** Start **

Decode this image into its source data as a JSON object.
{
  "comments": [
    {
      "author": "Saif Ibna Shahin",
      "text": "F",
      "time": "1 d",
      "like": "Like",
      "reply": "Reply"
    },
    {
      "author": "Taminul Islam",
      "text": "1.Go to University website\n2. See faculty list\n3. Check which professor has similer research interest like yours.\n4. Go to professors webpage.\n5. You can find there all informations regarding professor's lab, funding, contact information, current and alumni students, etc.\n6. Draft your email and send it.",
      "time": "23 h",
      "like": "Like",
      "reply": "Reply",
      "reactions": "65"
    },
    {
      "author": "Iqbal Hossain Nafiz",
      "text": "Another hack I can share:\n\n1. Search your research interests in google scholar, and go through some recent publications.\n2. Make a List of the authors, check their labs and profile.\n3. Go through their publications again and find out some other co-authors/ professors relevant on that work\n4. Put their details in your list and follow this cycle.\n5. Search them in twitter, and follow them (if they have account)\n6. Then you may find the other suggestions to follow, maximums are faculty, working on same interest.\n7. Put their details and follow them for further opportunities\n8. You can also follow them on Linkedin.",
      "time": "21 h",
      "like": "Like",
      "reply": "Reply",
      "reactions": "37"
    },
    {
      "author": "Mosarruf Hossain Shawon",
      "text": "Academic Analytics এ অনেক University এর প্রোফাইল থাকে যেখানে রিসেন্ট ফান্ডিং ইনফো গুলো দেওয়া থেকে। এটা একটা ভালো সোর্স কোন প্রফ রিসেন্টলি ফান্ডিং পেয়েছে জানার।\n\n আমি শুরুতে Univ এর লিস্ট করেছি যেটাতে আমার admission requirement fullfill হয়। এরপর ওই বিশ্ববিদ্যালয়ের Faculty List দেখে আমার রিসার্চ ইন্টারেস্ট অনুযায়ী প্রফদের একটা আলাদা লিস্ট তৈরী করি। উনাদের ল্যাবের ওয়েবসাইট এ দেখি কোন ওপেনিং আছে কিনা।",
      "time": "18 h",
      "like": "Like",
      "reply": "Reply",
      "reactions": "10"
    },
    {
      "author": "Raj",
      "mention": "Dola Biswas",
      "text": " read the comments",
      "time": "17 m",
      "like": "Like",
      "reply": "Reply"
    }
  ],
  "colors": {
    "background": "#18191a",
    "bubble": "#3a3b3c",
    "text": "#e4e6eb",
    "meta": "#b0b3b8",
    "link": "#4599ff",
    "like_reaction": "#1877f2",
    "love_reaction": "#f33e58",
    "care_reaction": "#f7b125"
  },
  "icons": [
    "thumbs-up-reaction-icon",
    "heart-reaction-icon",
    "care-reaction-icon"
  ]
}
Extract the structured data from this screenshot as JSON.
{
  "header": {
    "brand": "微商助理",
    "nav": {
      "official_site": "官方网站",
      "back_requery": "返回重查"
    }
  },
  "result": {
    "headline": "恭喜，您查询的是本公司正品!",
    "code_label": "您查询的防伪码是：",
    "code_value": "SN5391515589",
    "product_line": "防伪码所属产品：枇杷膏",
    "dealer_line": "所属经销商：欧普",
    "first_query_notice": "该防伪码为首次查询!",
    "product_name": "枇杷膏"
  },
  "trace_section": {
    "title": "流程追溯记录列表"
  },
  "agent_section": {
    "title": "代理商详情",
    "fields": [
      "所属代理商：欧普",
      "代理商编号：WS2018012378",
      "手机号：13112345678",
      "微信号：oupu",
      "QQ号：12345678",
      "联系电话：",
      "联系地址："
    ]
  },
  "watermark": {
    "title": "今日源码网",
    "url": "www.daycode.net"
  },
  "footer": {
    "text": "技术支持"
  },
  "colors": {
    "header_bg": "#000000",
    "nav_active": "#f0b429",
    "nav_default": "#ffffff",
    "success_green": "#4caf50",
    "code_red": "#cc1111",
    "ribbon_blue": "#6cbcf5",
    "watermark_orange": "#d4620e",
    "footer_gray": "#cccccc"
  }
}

** End **

Goal: Within the listing above, find every line containing the string "title" and return it.

Complete response:
    "title": "流程追溯记录列表"
    "title": "代理商详情",
    "title": "今日源码网",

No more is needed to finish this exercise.